> PASSAGE TO READ:
====

We review the grant of a summary judgment de novo. Ingalls v. Standard Gypsum, L.L.C., 70 S.W.3d 252, 255 (Tex.App.-San Antonio 2001, pet. denied). We will affirm a summary judgment only if the record establishes there is no genuine issue of material fact, and the movant is entitled to judgment as a matter of law on a ground set forth in its motion. Tex.R. Civ. P. 166a(c); see Cathey v. Booth, 900 S.W.2d 339, 341 (Tex.1995); Nixon v. Mr. Prop. Mgmt. Co., 690 S.W.2d 546, 548-49 (Tex.1985). Issues not expressly presented to the trial court by written motion, answer or other response may not be considered on appeal as grounds for reversal.7 Tex.R. Civ. P. 166a(c); see McConnell v. Southside Indep. Sch. Dist., 858 S.W.2d 337, 339 (Tex.1993). If the movant relies on an affirmative defense as the basis for summary judgment, he must conclusively prove each element of the affirmative defense as a matter of law. Swilley v. Hughes, 488 S.W.2d 64, 67 (Tex.1972); Johnson & Johnson Med., Inc. v. Sanchez, 924 S.W.2d 925, 927 (Tex.1996).

====

Some records:
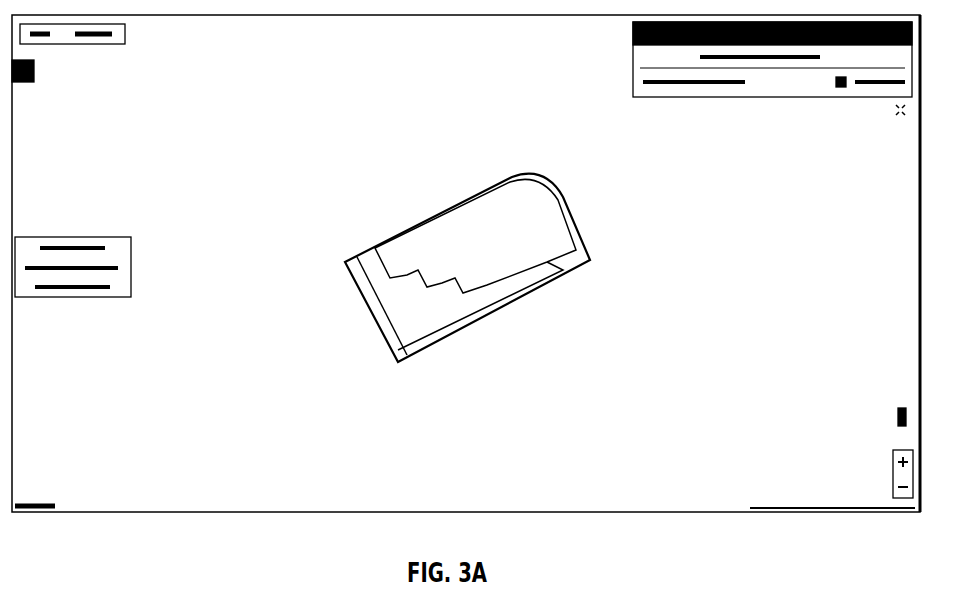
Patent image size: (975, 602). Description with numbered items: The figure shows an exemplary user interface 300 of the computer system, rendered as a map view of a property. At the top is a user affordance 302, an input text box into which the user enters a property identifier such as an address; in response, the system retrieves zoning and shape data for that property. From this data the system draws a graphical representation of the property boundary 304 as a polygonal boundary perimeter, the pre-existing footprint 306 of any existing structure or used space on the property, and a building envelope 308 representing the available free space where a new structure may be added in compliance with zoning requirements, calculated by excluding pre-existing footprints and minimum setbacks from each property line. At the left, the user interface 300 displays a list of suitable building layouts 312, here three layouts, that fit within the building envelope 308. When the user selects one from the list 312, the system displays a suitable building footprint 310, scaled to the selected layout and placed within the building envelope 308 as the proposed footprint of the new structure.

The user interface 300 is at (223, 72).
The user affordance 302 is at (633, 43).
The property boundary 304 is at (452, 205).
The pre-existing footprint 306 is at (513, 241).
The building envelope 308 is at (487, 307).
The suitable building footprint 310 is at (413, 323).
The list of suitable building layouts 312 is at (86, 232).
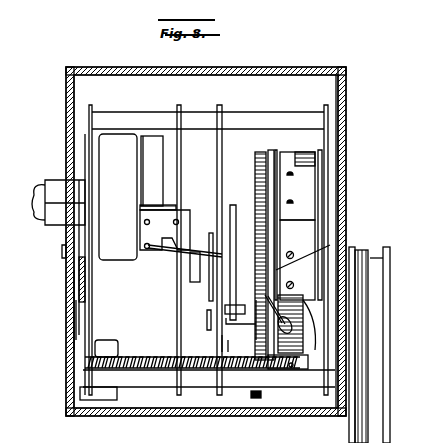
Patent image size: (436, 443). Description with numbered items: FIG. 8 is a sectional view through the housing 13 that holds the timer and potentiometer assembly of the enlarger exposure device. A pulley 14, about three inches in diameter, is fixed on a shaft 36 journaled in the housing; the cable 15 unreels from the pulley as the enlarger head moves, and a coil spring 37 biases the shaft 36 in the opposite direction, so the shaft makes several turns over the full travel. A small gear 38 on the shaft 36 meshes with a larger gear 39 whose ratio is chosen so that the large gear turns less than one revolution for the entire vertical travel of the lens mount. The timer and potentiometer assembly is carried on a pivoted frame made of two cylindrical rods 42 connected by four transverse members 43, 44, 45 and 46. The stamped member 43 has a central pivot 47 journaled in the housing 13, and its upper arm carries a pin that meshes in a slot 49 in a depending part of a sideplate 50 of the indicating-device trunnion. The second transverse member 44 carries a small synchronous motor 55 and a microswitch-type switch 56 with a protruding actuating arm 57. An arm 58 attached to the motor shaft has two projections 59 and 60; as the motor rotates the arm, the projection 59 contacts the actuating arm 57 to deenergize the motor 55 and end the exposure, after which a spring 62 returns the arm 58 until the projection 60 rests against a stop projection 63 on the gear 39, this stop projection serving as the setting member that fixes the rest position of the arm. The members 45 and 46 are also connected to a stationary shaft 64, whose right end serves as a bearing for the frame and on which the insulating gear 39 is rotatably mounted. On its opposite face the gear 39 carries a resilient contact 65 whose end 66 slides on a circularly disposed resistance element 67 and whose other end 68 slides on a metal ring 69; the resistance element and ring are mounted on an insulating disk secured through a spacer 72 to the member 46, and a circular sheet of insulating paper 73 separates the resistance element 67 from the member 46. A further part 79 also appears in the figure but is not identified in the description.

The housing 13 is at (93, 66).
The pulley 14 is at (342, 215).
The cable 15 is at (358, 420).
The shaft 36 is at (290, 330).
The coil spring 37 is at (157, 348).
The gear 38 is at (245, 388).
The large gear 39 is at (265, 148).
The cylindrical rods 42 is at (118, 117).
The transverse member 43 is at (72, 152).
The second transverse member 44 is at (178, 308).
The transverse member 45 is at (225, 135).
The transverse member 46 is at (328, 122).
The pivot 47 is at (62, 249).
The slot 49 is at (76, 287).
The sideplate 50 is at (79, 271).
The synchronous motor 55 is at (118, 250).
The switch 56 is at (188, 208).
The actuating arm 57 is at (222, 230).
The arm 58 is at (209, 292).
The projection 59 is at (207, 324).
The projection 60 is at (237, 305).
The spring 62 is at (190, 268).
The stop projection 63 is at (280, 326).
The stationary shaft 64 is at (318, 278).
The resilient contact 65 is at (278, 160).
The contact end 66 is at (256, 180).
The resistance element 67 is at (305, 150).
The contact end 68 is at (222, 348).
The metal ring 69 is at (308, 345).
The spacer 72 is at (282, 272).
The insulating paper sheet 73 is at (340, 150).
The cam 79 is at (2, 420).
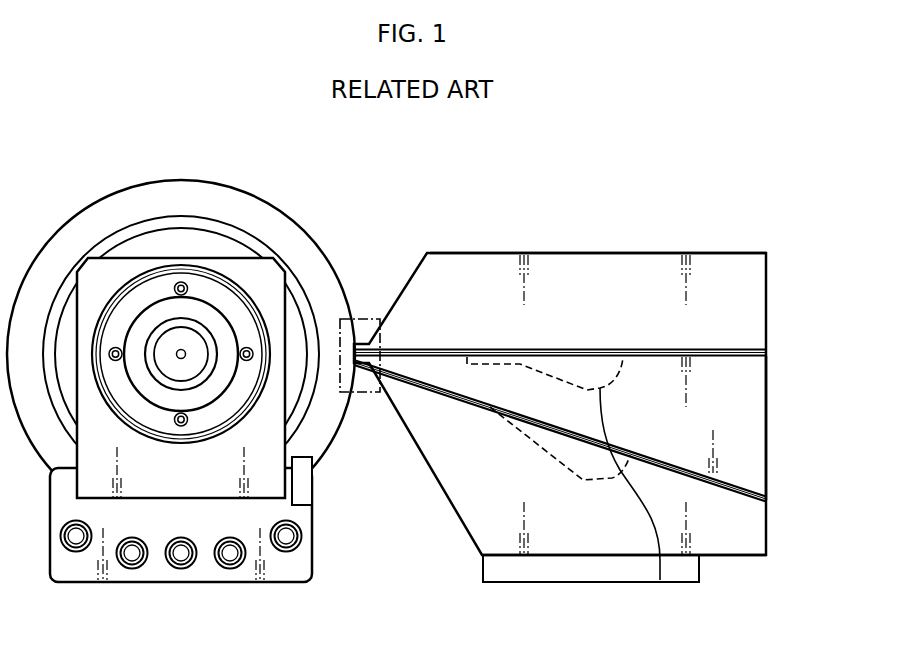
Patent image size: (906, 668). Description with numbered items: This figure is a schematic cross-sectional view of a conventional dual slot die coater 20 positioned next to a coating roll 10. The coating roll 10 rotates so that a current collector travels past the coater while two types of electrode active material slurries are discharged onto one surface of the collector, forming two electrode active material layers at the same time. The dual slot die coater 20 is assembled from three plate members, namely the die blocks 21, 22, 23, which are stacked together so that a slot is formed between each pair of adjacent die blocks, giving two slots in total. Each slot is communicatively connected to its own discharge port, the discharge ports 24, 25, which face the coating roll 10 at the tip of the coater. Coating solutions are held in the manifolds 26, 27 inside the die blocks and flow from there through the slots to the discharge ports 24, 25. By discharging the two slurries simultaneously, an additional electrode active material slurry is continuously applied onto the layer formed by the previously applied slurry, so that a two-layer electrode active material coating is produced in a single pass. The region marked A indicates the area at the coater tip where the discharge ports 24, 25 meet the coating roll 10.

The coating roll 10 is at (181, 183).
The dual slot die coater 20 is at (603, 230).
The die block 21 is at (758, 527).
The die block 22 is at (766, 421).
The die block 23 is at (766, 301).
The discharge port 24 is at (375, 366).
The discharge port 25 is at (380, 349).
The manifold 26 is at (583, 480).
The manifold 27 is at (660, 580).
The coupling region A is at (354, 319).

====

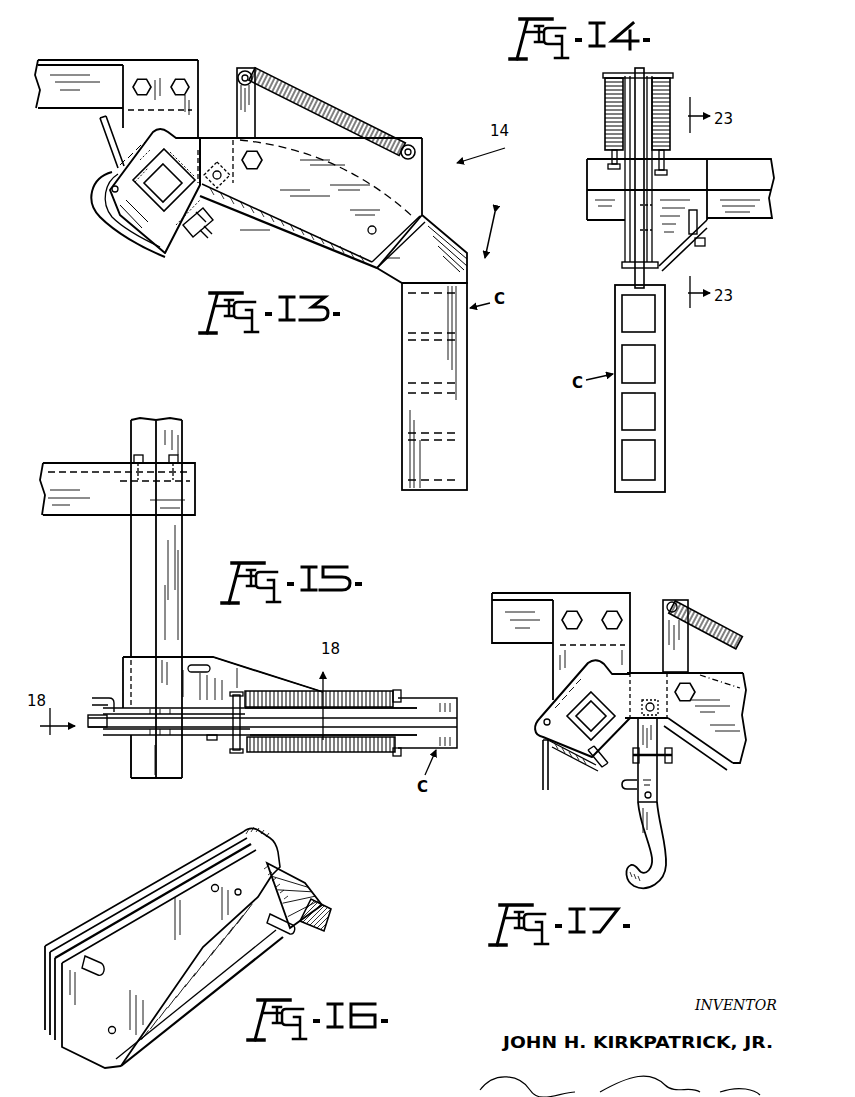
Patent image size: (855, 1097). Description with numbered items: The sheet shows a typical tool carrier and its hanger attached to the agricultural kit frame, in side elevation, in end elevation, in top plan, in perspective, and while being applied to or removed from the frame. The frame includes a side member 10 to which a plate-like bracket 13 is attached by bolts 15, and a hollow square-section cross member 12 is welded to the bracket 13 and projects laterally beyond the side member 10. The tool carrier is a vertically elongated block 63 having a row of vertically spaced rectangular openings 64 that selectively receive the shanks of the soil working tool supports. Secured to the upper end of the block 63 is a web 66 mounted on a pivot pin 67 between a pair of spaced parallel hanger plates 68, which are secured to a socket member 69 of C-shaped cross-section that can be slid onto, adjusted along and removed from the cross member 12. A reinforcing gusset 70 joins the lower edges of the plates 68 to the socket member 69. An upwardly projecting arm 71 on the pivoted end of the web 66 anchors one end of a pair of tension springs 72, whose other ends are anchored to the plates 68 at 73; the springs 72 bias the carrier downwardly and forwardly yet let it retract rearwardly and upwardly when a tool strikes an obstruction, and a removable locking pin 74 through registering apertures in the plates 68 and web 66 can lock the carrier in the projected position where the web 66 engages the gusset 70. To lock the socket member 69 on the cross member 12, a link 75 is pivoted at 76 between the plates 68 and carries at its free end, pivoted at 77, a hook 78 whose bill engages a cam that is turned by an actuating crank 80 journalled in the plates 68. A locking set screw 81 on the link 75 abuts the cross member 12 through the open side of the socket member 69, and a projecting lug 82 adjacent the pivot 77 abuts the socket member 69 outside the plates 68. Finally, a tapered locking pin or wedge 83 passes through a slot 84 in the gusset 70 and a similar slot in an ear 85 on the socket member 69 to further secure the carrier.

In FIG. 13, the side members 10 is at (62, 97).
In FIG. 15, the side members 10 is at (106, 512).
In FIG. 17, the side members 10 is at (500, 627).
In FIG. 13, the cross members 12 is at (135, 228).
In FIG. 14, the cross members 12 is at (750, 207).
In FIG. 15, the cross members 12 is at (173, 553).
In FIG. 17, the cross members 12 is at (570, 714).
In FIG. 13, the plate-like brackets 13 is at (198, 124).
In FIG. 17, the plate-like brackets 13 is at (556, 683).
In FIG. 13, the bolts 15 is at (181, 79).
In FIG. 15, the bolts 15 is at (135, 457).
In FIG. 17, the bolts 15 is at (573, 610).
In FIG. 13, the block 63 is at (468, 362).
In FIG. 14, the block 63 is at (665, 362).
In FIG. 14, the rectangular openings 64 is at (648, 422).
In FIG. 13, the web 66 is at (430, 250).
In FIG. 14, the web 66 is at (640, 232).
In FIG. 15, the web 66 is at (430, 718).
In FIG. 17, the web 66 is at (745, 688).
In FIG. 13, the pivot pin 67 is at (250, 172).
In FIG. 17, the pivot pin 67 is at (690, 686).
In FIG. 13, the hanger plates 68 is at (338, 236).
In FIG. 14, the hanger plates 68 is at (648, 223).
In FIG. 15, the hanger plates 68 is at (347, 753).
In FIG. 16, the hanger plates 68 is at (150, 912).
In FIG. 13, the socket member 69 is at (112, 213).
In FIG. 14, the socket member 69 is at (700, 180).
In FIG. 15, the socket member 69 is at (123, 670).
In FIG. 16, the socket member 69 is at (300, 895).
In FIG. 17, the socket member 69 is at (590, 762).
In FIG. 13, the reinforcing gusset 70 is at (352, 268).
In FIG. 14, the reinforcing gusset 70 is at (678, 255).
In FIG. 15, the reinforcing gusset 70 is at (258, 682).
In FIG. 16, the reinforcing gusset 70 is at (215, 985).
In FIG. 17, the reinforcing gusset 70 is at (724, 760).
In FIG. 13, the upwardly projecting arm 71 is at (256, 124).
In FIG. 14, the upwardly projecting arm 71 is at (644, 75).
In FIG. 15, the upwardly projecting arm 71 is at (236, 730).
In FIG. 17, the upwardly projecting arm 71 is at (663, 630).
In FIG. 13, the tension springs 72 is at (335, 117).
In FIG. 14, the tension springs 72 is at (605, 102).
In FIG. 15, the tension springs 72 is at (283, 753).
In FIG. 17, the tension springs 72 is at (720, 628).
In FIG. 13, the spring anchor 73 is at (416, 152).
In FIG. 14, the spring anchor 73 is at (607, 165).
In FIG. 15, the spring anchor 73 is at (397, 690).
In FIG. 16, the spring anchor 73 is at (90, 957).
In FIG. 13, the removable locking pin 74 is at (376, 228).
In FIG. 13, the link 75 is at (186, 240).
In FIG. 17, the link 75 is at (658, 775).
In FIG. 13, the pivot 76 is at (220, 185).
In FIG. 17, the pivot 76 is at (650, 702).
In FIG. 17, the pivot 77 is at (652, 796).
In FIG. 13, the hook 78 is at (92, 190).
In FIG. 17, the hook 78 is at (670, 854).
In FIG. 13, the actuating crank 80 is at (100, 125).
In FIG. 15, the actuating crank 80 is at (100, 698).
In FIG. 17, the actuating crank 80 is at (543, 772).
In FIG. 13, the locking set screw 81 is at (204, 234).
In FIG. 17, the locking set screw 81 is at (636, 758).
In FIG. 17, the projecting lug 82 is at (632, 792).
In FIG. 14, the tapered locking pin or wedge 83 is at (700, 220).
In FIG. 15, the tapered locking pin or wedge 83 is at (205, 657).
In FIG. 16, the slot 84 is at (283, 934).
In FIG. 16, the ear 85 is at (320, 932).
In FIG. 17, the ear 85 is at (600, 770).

====

> EXERCISE TASKS:
1. Condense the paragraph of the passage on summary judgment review that begins "We review the grant of a summary judgment de novo" into a short bulleted list that keeps its main points.
2. From the listing, retype the lines starting at the one containing "Patent image size: (906, 668)." and ending with the one containing "The coupling region A is at (354, 319).", both included.

> SOLUTIONS PER TASK:
1.
- The grant of a summary judgment is reviewed de novo.
- A summary judgment is affirmed only if the record shows no genuine issue of material fact and the movant is entitled to judgment as a matter of law on a ground set out in its motion.
- Issues not expressly presented to the trial court by written motion, answer or other response may not be considered on appeal as grounds for reversal.
- A movant who relies on an affirmative defense must conclusively prove each element of that defense as a matter of law.

2.
Patent image size: (906, 668). Description with numbered items: This figure is a schematic cross-sectional view of a conventional dual slot die coater 20 positioned next to a coating roll 10. The coating roll 10 rotates so that a current collector travels past the coater while two types of electrode active material slurries are discharged onto one surface of the collector, forming two electrode active material layers at the same time. The dual slot die coater 20 is assembled from three plate members, namely the die blocks 21, 22, 23, which are stacked together so that a slot is formed between each pair of adjacent die blocks, giving two slots in total. Each slot is communicatively connected to its own discharge port, the discharge ports 24, 25, which face the coating roll 10 at the tip of the coater. Coating solutions are held in the manifolds 26, 27 inside the die blocks and flow from there through the slots to the discharge ports 24, 25. By discharging the two slurries simultaneously, an additional electrode active material slurry is continuously applied onto the layer formed by the previously applied slurry, so that a two-layer electrode active material coating is produced in a single pass. The region marked A indicates the area at the coater tip where the discharge ports 24, 25 meet the coating roll 10.

The coating roll 10 is at (181, 183).
The dual slot die coater 20 is at (603, 230).
The die block 21 is at (758, 527).
The die block 22 is at (766, 421).
The die block 23 is at (766, 301).
The discharge port 24 is at (375, 366).
The discharge port 25 is at (380, 349).
The manifold 26 is at (583, 480).
The manifold 27 is at (660, 580).
The coupling region A is at (354, 319).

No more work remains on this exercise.